THE EXERCISE = Write out the listing exactly as it is given.

Stored data entries

· · · · ·

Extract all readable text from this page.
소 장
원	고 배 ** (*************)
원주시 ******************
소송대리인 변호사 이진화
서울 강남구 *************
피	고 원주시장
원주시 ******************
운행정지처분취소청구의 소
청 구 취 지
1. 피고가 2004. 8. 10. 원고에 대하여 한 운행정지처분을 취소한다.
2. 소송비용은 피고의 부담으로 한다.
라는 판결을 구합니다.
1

· · · · ·

RIGHT ANSWER =
Extract all readable text from this page.
소 장
원	고 배 ** (*************)
원주시 ******************
소송대리인 변호사 이진화
서울 강남구 *************
피	고 원주시장
원주시 ******************
운행정지처분취소청구의 소
청 구 취 지
1. 피고가 2004. 8. 10. 원고에 대하여 한 운행정지처분을 취소한다.
2. 소송비용은 피고의 부담으로 한다.
라는 판결을 구합니다.
1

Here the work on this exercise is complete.